#### Records shown:
******************************
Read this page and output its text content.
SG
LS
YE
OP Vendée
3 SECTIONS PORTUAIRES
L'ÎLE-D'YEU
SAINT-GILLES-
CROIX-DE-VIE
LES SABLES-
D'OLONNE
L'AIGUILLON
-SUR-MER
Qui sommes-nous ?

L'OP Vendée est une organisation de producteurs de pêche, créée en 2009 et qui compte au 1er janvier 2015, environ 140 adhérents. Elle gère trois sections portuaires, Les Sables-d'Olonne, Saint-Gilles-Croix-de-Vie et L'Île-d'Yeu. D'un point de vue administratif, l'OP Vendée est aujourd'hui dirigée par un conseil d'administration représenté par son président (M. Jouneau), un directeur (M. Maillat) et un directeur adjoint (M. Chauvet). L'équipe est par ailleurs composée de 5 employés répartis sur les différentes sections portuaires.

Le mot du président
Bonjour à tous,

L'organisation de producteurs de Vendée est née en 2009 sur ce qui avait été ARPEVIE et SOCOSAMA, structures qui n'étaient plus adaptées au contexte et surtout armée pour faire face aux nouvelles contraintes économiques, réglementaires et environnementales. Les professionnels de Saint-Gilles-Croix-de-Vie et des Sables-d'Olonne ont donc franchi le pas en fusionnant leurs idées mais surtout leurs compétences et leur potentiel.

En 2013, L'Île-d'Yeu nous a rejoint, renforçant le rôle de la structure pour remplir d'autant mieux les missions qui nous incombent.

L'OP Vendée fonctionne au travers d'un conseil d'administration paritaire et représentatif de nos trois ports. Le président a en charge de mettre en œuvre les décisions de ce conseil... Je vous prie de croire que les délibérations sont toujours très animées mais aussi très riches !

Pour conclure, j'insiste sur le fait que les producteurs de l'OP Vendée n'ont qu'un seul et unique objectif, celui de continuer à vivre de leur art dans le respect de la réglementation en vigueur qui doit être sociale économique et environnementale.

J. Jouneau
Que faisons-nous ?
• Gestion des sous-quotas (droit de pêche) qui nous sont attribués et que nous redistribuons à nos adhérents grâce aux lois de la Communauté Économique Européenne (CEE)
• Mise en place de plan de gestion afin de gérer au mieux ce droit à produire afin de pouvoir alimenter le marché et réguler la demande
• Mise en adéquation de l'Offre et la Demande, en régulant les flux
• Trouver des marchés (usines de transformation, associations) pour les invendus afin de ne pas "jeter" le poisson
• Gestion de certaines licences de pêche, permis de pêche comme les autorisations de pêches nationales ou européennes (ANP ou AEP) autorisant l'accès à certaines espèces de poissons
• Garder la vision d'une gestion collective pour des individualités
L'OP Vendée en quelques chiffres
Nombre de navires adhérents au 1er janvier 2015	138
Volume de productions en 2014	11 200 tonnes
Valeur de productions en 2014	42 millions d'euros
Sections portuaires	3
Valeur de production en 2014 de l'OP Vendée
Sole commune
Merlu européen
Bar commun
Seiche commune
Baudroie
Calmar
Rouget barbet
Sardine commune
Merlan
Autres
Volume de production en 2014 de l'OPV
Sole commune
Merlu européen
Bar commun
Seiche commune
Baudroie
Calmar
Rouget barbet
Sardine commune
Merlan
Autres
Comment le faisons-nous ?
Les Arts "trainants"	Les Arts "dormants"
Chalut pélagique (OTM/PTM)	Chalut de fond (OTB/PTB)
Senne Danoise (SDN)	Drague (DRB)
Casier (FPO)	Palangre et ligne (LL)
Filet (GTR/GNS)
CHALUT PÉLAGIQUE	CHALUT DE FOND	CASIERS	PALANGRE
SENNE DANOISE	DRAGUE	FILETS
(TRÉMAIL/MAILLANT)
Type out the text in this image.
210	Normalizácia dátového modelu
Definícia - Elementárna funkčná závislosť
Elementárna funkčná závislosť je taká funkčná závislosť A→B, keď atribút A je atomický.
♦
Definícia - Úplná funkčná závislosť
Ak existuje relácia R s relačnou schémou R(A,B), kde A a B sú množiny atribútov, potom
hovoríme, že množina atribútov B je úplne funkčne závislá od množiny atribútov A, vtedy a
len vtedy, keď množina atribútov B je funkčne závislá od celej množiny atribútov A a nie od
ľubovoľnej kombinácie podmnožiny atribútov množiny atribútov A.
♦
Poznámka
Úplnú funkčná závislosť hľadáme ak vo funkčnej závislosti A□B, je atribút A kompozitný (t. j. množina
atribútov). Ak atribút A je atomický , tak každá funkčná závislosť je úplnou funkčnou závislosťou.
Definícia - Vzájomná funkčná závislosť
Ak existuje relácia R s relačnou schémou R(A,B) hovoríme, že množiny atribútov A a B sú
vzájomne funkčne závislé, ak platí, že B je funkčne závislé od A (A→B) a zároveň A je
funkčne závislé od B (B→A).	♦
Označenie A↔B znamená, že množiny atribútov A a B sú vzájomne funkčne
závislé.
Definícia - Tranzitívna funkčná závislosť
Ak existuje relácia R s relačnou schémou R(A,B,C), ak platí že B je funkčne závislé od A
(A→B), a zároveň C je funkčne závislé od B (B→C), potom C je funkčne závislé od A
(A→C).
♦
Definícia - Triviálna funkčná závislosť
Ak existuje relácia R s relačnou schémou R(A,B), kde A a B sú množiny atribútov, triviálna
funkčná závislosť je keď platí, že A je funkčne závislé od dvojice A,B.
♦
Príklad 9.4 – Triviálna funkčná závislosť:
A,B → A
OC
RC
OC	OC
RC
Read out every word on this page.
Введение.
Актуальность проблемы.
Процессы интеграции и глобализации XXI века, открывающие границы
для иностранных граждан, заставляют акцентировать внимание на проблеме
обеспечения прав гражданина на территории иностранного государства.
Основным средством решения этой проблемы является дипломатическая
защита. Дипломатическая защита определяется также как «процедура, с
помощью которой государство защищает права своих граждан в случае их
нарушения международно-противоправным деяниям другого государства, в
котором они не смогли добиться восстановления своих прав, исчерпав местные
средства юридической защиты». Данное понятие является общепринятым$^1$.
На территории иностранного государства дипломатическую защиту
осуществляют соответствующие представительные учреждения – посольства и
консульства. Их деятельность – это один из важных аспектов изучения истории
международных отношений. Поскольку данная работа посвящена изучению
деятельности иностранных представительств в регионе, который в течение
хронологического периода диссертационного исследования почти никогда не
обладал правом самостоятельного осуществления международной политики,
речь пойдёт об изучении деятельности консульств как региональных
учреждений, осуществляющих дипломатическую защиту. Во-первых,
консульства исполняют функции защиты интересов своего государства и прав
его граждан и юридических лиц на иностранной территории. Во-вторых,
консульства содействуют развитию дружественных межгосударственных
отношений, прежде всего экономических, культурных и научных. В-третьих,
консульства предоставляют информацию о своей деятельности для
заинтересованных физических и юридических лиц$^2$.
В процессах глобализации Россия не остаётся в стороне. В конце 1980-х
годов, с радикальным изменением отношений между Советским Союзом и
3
******************************
#### Required task:
Output each record precisely as given.

#### Result of the task:
Read this page and output its text content.
SG
LS
YE
OP Vendée
3 SECTIONS PORTUAIRES
L'ÎLE-D'YEU
SAINT-GILLES-
CROIX-DE-VIE
LES SABLES-
D'OLONNE
L'AIGUILLON
-SUR-MER
Qui sommes-nous ?

L'OP Vendée est une organisation de producteurs de pêche, créée en 2009 et qui compte au 1er janvier 2015, environ 140 adhérents. Elle gère trois sections portuaires, Les Sables-d'Olonne, Saint-Gilles-Croix-de-Vie et L'Île-d'Yeu. D'un point de vue administratif, l'OP Vendée est aujourd'hui dirigée par un conseil d'administration représenté par son président (M. Jouneau), un directeur (M. Maillat) et un directeur adjoint (M. Chauvet). L'équipe est par ailleurs composée de 5 employés répartis sur les différentes sections portuaires.

Le mot du président
Bonjour à tous,

L'organisation de producteurs de Vendée est née en 2009 sur ce qui avait été ARPEVIE et SOCOSAMA, structures qui n'étaient plus adaptées au contexte et surtout armée pour faire face aux nouvelles contraintes économiques, réglementaires et environnementales. Les professionnels de Saint-Gilles-Croix-de-Vie et des Sables-d'Olonne ont donc franchi le pas en fusionnant leurs idées mais surtout leurs compétences et leur potentiel.

En 2013, L'Île-d'Yeu nous a rejoint, renforçant le rôle de la structure pour remplir d'autant mieux les missions qui nous incombent.

L'OP Vendée fonctionne au travers d'un conseil d'administration paritaire et représentatif de nos trois ports. Le président a en charge de mettre en œuvre les décisions de ce conseil... Je vous prie de croire que les délibérations sont toujours très animées mais aussi très riches !

Pour conclure, j'insiste sur le fait que les producteurs de l'OP Vendée n'ont qu'un seul et unique objectif, celui de continuer à vivre de leur art dans le respect de la réglementation en vigueur qui doit être sociale économique et environnementale.

J. Jouneau
Que faisons-nous ?
• Gestion des sous-quotas (droit de pêche) qui nous sont attribués et que nous redistribuons à nos adhérents grâce aux lois de la Communauté Économique Européenne (CEE)
• Mise en place de plan de gestion afin de gérer au mieux ce droit à produire afin de pouvoir alimenter le marché et réguler la demande
• Mise en adéquation de l'Offre et la Demande, en régulant les flux
• Trouver des marchés (usines de transformation, associations) pour les invendus afin de ne pas "jeter" le poisson
• Gestion de certaines licences de pêche, permis de pêche comme les autorisations de pêches nationales ou européennes (ANP ou AEP) autorisant l'accès à certaines espèces de poissons
• Garder la vision d'une gestion collective pour des individualités
L'OP Vendée en quelques chiffres
Nombre de navires adhérents au 1er janvier 2015	138
Volume de productions en 2014	11 200 tonnes
Valeur de productions en 2014	42 millions d'euros
Sections portuaires	3
Valeur de production en 2014 de l'OP Vendée
Sole commune
Merlu européen
Bar commun
Seiche commune
Baudroie
Calmar
Rouget barbet
Sardine commune
Merlan
Autres
Volume de production en 2014 de l'OPV
Sole commune
Merlu européen
Bar commun
Seiche commune
Baudroie
Calmar
Rouget barbet
Sardine commune
Merlan
Autres
Comment le faisons-nous ?
Les Arts "trainants"	Les Arts "dormants"
Chalut pélagique (OTM/PTM)	Chalut de fond (OTB/PTB)
Senne Danoise (SDN)	Drague (DRB)
Casier (FPO)	Palangre et ligne (LL)
Filet (GTR/GNS)
CHALUT PÉLAGIQUE	CHALUT DE FOND	CASIERS	PALANGRE
SENNE DANOISE	DRAGUE	FILETS
(TRÉMAIL/MAILLANT)
Type out the text in this image.
210	Normalizácia dátového modelu
Definícia - Elementárna funkčná závislosť
Elementárna funkčná závislosť je taká funkčná závislosť A→B, keď atribút A je atomický.
♦
Definícia - Úplná funkčná závislosť
Ak existuje relácia R s relačnou schémou R(A,B), kde A a B sú množiny atribútov, potom
hovoríme, že množina atribútov B je úplne funkčne závislá od množiny atribútov A, vtedy a
len vtedy, keď množina atribútov B je funkčne závislá od celej množiny atribútov A a nie od
ľubovoľnej kombinácie podmnožiny atribútov množiny atribútov A.
♦
Poznámka
Úplnú funkčná závislosť hľadáme ak vo funkčnej závislosti A□B, je atribút A kompozitný (t. j. množina
atribútov). Ak atribút A je atomický , tak každá funkčná závislosť je úplnou funkčnou závislosťou.
Definícia - Vzájomná funkčná závislosť
Ak existuje relácia R s relačnou schémou R(A,B) hovoríme, že množiny atribútov A a B sú
vzájomne funkčne závislé, ak platí, že B je funkčne závislé od A (A→B) a zároveň A je
funkčne závislé od B (B→A).	♦
Označenie A↔B znamená, že množiny atribútov A a B sú vzájomne funkčne
závislé.
Definícia - Tranzitívna funkčná závislosť
Ak existuje relácia R s relačnou schémou R(A,B,C), ak platí že B je funkčne závislé od A
(A→B), a zároveň C je funkčne závislé od B (B→C), potom C je funkčne závislé od A
(A→C).
♦
Definícia - Triviálna funkčná závislosť
Ak existuje relácia R s relačnou schémou R(A,B), kde A a B sú množiny atribútov, triviálna
funkčná závislosť je keď platí, že A je funkčne závislé od dvojice A,B.
♦
Príklad 9.4 – Triviálna funkčná závislosť:
A,B → A
OC
RC
OC	OC
RC
Read out every word on this page.
Введение.
Актуальность проблемы.
Процессы интеграции и глобализации XXI века, открывающие границы
для иностранных граждан, заставляют акцентировать внимание на проблеме
обеспечения прав гражданина на территории иностранного государства.
Основным средством решения этой проблемы является дипломатическая
защита. Дипломатическая защита определяется также как «процедура, с
помощью которой государство защищает права своих граждан в случае их
нарушения международно-противоправным деяниям другого государства, в
котором они не смогли добиться восстановления своих прав, исчерпав местные
средства юридической защиты». Данное понятие является общепринятым$^1$.
На территории иностранного государства дипломатическую защиту
осуществляют соответствующие представительные учреждения – посольства и
консульства. Их деятельность – это один из важных аспектов изучения истории
международных отношений. Поскольку данная работа посвящена изучению
деятельности иностранных представительств в регионе, который в течение
хронологического периода диссертационного исследования почти никогда не
обладал правом самостоятельного осуществления международной политики,
речь пойдёт об изучении деятельности консульств как региональных
учреждений, осуществляющих дипломатическую защиту. Во-первых,
консульства исполняют функции защиты интересов своего государства и прав
его граждан и юридических лиц на иностранной территории. Во-вторых,
консульства содействуют развитию дружественных межгосударственных
отношений, прежде всего экономических, культурных и научных. В-третьих,
консульства предоставляют информацию о своей деятельности для
заинтересованных физических и юридических лиц$^2$.
В процессах глобализации Россия не остаётся в стороне. В конце 1980-х
годов, с радикальным изменением отношений между Советским Союзом и
3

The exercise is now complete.